:: INPUT RECORDS ::
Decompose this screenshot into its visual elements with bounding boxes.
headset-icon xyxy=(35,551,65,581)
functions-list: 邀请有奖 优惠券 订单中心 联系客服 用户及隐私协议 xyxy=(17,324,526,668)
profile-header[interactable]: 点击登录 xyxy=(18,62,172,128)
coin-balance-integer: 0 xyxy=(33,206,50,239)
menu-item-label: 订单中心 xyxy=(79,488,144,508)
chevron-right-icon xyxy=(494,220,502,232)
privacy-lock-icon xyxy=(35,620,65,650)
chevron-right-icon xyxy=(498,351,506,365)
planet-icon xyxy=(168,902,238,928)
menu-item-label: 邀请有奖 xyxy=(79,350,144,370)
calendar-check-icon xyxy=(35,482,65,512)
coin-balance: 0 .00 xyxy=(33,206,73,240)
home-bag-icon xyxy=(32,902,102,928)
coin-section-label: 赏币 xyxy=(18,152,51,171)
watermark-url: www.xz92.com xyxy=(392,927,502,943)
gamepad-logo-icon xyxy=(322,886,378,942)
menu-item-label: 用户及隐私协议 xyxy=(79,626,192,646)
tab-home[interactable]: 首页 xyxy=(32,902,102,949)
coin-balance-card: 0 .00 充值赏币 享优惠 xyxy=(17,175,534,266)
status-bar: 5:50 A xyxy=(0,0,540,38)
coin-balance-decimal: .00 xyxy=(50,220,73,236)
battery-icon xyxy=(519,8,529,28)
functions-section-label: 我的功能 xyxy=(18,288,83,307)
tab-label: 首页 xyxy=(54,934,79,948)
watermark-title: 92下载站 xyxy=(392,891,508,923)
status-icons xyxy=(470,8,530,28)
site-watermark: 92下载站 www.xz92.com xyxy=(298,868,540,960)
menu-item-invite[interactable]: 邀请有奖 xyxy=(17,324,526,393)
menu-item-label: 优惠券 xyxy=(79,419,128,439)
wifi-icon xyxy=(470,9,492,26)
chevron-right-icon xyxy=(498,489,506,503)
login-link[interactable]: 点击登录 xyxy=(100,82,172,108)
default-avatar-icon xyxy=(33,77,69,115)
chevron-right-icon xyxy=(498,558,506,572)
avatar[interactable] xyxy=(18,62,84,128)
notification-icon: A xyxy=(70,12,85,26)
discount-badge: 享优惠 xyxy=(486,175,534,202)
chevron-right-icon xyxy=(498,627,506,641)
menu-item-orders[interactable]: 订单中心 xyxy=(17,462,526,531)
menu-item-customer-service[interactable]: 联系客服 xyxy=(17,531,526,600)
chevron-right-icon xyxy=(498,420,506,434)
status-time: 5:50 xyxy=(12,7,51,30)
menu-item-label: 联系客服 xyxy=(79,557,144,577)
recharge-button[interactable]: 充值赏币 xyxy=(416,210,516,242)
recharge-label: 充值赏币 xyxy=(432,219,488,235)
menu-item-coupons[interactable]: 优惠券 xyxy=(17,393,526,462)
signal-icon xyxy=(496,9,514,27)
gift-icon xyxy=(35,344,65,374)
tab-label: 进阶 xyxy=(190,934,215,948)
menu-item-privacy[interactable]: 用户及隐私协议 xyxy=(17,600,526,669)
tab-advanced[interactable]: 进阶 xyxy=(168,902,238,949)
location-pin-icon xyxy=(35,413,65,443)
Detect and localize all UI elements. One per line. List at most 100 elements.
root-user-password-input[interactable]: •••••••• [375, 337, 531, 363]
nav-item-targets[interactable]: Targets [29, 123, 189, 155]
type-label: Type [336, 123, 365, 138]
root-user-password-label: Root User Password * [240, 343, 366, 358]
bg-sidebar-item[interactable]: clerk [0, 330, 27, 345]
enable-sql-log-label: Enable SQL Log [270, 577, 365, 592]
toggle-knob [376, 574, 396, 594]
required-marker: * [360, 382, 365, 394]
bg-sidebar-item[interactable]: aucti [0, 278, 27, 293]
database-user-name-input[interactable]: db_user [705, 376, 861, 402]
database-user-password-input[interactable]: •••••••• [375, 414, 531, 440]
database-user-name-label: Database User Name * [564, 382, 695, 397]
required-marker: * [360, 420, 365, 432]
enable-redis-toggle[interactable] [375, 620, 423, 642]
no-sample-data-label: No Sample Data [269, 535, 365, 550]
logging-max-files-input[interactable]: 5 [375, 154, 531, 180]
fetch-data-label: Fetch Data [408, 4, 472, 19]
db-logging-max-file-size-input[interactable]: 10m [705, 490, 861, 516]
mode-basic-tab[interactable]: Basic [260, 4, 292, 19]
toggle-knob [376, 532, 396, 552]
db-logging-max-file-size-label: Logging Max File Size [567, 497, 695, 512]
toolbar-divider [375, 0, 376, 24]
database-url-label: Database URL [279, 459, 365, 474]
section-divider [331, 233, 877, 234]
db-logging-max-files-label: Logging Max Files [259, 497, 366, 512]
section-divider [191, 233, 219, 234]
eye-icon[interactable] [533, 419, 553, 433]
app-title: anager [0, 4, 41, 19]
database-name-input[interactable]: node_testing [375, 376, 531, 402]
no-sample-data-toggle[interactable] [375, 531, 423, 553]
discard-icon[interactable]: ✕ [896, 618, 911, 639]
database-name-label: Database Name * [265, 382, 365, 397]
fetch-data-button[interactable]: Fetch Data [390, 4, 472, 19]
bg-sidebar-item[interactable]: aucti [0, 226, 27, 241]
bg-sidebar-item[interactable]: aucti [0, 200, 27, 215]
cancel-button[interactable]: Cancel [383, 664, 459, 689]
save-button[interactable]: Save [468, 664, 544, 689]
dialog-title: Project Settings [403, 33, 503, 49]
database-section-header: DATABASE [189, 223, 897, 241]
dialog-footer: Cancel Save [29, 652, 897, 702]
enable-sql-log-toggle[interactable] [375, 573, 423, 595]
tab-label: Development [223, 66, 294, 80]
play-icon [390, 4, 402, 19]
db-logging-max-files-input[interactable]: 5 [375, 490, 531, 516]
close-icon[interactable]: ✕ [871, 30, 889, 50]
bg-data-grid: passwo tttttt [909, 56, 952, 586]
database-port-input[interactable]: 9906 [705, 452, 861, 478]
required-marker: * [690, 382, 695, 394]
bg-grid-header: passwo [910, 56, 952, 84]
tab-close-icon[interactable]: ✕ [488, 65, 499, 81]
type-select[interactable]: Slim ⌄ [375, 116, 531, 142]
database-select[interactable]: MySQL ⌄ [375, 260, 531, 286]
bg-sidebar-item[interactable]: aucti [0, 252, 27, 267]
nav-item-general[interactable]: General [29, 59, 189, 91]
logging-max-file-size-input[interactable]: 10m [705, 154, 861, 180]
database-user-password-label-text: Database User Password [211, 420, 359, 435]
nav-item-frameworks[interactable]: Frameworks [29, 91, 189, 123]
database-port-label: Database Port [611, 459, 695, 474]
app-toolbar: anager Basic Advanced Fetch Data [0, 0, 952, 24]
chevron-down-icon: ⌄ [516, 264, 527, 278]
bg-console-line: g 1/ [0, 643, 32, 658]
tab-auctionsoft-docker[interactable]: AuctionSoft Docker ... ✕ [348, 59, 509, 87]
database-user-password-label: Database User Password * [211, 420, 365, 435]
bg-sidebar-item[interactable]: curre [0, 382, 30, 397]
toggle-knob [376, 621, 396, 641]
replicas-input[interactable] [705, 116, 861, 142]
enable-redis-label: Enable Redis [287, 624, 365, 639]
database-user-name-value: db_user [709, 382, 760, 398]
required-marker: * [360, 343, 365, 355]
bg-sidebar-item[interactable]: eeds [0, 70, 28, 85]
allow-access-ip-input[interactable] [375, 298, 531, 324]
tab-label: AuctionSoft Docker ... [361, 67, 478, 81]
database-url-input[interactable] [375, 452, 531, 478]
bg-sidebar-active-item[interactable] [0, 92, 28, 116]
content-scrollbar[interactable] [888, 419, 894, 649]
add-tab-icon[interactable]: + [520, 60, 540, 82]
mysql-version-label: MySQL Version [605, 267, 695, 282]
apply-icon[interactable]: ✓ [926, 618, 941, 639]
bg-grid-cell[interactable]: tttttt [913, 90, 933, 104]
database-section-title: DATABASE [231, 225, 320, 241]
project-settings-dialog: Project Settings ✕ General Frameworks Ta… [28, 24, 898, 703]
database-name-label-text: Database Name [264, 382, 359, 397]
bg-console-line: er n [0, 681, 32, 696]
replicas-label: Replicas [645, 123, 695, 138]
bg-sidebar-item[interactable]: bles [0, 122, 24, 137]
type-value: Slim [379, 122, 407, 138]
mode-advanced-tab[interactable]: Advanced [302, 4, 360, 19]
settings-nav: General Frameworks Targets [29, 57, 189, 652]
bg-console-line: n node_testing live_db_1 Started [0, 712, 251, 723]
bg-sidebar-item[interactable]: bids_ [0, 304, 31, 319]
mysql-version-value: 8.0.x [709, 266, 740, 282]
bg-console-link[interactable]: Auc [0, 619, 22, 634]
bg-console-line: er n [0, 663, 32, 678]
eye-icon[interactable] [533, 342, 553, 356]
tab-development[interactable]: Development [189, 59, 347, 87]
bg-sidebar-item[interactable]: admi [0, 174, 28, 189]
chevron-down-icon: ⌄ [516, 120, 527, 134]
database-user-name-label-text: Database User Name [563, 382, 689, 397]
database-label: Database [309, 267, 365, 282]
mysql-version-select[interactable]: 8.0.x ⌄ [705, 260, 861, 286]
:::
• _WHAT YOU SHOULD DO_: Reproduce everything from the very start of the records above down to the line containing "avatar[interactable] xyxy=(18,62,84,128)", with both of those lines included.

• _ANSWER BELOW_:
Decompose this screenshot into its visual elements with bounding boxes.
headset-icon xyxy=(35,551,65,581)
functions-list: 邀请有奖 优惠券 订单中心 联系客服 用户及隐私协议 xyxy=(17,324,526,668)
profile-header[interactable]: 点击登录 xyxy=(18,62,172,128)
coin-balance-integer: 0 xyxy=(33,206,50,239)
menu-item-label: 订单中心 xyxy=(79,488,144,508)
chevron-right-icon xyxy=(494,220,502,232)
privacy-lock-icon xyxy=(35,620,65,650)
chevron-right-icon xyxy=(498,351,506,365)
planet-icon xyxy=(168,902,238,928)
menu-item-label: 邀请有奖 xyxy=(79,350,144,370)
calendar-check-icon xyxy=(35,482,65,512)
coin-balance: 0 .00 xyxy=(33,206,73,240)
home-bag-icon xyxy=(32,902,102,928)
coin-section-label: 赏币 xyxy=(18,152,51,171)
watermark-url: www.xz92.com xyxy=(392,927,502,943)
gamepad-logo-icon xyxy=(322,886,378,942)
menu-item-label: 用户及隐私协议 xyxy=(79,626,192,646)
tab-home[interactable]: 首页 xyxy=(32,902,102,949)
coin-balance-card: 0 .00 充值赏币 享优惠 xyxy=(17,175,534,266)
status-bar: 5:50 A xyxy=(0,0,540,38)
coin-balance-decimal: .00 xyxy=(50,220,73,236)
battery-icon xyxy=(519,8,529,28)
functions-section-label: 我的功能 xyxy=(18,288,83,307)
tab-label: 首页 xyxy=(54,934,79,948)
watermark-title: 92下载站 xyxy=(392,891,508,923)
status-icons xyxy=(470,8,530,28)
site-watermark: 92下载站 www.xz92.com xyxy=(298,868,540,960)
menu-item-invite[interactable]: 邀请有奖 xyxy=(17,324,526,393)
menu-item-label: 优惠券 xyxy=(79,419,128,439)
wifi-icon xyxy=(470,9,492,26)
chevron-right-icon xyxy=(498,489,506,503)
login-link[interactable]: 点击登录 xyxy=(100,82,172,108)
default-avatar-icon xyxy=(33,77,69,115)
chevron-right-icon xyxy=(498,558,506,572)
avatar[interactable] xyxy=(18,62,84,128)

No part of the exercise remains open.